### [What you have to do]
Repeat the listing below in full, exactly as it stands.

### [Data provided]
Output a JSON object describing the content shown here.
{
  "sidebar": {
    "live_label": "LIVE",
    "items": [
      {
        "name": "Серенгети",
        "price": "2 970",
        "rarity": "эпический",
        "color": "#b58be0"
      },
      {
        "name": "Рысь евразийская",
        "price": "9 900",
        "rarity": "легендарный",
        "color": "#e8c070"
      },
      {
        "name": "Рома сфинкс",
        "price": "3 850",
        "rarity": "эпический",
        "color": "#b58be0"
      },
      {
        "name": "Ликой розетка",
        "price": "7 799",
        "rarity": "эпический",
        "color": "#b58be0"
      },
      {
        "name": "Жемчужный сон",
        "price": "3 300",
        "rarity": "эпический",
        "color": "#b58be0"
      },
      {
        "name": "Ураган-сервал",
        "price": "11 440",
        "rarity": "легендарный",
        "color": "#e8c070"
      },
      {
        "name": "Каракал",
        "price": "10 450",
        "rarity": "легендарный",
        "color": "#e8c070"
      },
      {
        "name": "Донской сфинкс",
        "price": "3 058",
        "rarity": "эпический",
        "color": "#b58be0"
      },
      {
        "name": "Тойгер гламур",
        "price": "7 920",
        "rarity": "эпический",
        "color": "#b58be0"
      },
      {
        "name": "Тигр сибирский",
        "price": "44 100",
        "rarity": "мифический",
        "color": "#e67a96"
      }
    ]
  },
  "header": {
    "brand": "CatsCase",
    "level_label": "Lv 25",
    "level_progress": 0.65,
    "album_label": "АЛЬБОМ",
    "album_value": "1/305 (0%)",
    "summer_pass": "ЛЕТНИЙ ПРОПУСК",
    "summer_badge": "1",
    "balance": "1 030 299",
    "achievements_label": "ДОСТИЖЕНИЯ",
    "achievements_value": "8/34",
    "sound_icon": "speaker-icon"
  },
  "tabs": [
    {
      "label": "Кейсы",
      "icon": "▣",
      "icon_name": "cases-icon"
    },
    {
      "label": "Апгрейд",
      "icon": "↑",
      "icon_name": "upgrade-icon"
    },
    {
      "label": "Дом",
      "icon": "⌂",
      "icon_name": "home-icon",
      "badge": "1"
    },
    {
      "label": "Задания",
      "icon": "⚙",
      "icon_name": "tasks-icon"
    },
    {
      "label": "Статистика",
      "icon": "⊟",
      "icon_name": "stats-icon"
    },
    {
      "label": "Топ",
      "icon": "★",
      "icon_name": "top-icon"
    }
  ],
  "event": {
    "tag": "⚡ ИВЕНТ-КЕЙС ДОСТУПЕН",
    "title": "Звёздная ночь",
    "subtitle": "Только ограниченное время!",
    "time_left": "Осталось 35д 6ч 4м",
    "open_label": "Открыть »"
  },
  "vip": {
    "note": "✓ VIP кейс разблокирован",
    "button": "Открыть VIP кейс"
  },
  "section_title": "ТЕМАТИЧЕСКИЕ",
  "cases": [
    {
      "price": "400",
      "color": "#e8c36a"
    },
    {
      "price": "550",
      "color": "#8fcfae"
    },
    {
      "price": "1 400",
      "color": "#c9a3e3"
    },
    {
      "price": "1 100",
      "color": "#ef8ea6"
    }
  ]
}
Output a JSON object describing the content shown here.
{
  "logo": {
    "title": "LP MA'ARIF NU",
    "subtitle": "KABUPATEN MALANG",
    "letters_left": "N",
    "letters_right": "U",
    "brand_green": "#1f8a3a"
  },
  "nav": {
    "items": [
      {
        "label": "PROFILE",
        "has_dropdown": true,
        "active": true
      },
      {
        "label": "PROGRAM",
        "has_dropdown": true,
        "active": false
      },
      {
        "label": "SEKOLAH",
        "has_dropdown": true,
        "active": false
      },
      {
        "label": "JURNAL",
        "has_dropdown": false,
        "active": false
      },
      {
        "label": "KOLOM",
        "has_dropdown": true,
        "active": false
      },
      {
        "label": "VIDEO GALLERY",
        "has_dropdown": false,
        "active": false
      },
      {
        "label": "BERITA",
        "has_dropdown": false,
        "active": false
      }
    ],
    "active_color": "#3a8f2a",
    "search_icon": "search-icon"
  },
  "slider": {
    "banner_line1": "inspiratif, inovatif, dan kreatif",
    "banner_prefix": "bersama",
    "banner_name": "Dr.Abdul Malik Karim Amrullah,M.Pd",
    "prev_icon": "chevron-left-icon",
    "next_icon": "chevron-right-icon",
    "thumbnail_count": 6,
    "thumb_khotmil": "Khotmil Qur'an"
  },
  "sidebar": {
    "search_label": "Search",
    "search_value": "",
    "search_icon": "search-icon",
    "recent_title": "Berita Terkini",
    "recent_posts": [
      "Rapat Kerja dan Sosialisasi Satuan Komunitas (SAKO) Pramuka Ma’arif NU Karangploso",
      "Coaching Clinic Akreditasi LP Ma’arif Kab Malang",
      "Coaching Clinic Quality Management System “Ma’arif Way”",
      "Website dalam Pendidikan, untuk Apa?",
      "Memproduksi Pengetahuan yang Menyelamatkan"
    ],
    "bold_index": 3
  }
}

### [Full output]
Output a JSON object describing the content shown here.
{
  "sidebar": {
    "live_label": "LIVE",
    "items": [
      {
        "name": "Серенгети",
        "price": "2 970",
        "rarity": "эпический",
        "color": "#b58be0"
      },
      {
        "name": "Рысь евразийская",
        "price": "9 900",
        "rarity": "легендарный",
        "color": "#e8c070"
      },
      {
        "name": "Рома сфинкс",
        "price": "3 850",
        "rarity": "эпический",
        "color": "#b58be0"
      },
      {
        "name": "Ликой розетка",
        "price": "7 799",
        "rarity": "эпический",
        "color": "#b58be0"
      },
      {
        "name": "Жемчужный сон",
        "price": "3 300",
        "rarity": "эпический",
        "color": "#b58be0"
      },
      {
        "name": "Ураган-сервал",
        "price": "11 440",
        "rarity": "легендарный",
        "color": "#e8c070"
      },
      {
        "name": "Каракал",
        "price": "10 450",
        "rarity": "легендарный",
        "color": "#e8c070"
      },
      {
        "name": "Донской сфинкс",
        "price": "3 058",
        "rarity": "эпический",
        "color": "#b58be0"
      },
      {
        "name": "Тойгер гламур",
        "price": "7 920",
        "rarity": "эпический",
        "color": "#b58be0"
      },
      {
        "name": "Тигр сибирский",
        "price": "44 100",
        "rarity": "мифический",
        "color": "#e67a96"
      }
    ]
  },
  "header": {
    "brand": "CatsCase",
    "level_label": "Lv 25",
    "level_progress": 0.65,
    "album_label": "АЛЬБОМ",
    "album_value": "1/305 (0%)",
    "summer_pass": "ЛЕТНИЙ ПРОПУСК",
    "summer_badge": "1",
    "balance": "1 030 299",
    "achievements_label": "ДОСТИЖЕНИЯ",
    "achievements_value": "8/34",
    "sound_icon": "speaker-icon"
  },
  "tabs": [
    {
      "label": "Кейсы",
      "icon": "▣",
      "icon_name": "cases-icon"
    },
    {
      "label": "Апгрейд",
      "icon": "↑",
      "icon_name": "upgrade-icon"
    },
    {
      "label": "Дом",
      "icon": "⌂",
      "icon_name": "home-icon",
      "badge": "1"
    },
    {
      "label": "Задания",
      "icon": "⚙",
      "icon_name": "tasks-icon"
    },
    {
      "label": "Статистика",
      "icon": "⊟",
      "icon_name": "stats-icon"
    },
    {
      "label": "Топ",
      "icon": "★",
      "icon_name": "top-icon"
    }
  ],
  "event": {
    "tag": "⚡ ИВЕНТ-КЕЙС ДОСТУПЕН",
    "title": "Звёздная ночь",
    "subtitle": "Только ограниченное время!",
    "time_left": "Осталось 35д 6ч 4м",
    "open_label": "Открыть »"
  },
  "vip": {
    "note": "✓ VIP кейс разблокирован",
    "button": "Открыть VIP кейс"
  },
  "section_title": "ТЕМАТИЧЕСКИЕ",
  "cases": [
    {
      "price": "400",
      "color": "#e8c36a"
    },
    {
      "price": "550",
      "color": "#8fcfae"
    },
    {
      "price": "1 400",
      "color": "#c9a3e3"
    },
    {
      "price": "1 100",
      "color": "#ef8ea6"
    }
  ]
}
Output a JSON object describing the content shown here.
{
  "logo": {
    "title": "LP MA'ARIF NU",
    "subtitle": "KABUPATEN MALANG",
    "letters_left": "N",
    "letters_right": "U",
    "brand_green": "#1f8a3a"
  },
  "nav": {
    "items": [
      {
        "label": "PROFILE",
        "has_dropdown": true,
        "active": true
      },
      {
        "label": "PROGRAM",
        "has_dropdown": true,
        "active": false
      },
      {
        "label": "SEKOLAH",
        "has_dropdown": true,
        "active": false
      },
      {
        "label": "JURNAL",
        "has_dropdown": false,
        "active": false
      },
      {
        "label": "KOLOM",
        "has_dropdown": true,
        "active": false
      },
      {
        "label": "VIDEO GALLERY",
        "has_dropdown": false,
        "active": false
      },
      {
        "label": "BERITA",
        "has_dropdown": false,
        "active": false
      }
    ],
    "active_color": "#3a8f2a",
    "search_icon": "search-icon"
  },
  "slider": {
    "banner_line1": "inspiratif, inovatif, dan kreatif",
    "banner_prefix": "bersama",
    "banner_name": "Dr.Abdul Malik Karim Amrullah,M.Pd",
    "prev_icon": "chevron-left-icon",
    "next_icon": "chevron-right-icon",
    "thumbnail_count": 6,
    "thumb_khotmil": "Khotmil Qur'an"
  },
  "sidebar": {
    "search_label": "Search",
    "search_value": "",
    "search_icon": "search-icon",
    "recent_title": "Berita Terkini",
    "recent_posts": [
      "Rapat Kerja dan Sosialisasi Satuan Komunitas (SAKO) Pramuka Ma’arif NU Karangploso",
      "Coaching Clinic Akreditasi LP Ma’arif Kab Malang",
      "Coaching Clinic Quality Management System “Ma’arif Way”",
      "Website dalam Pendidikan, untuk Apa?",
      "Memproduksi Pengetahuan yang Menyelamatkan"
    ],
    "bold_index": 3
  }
}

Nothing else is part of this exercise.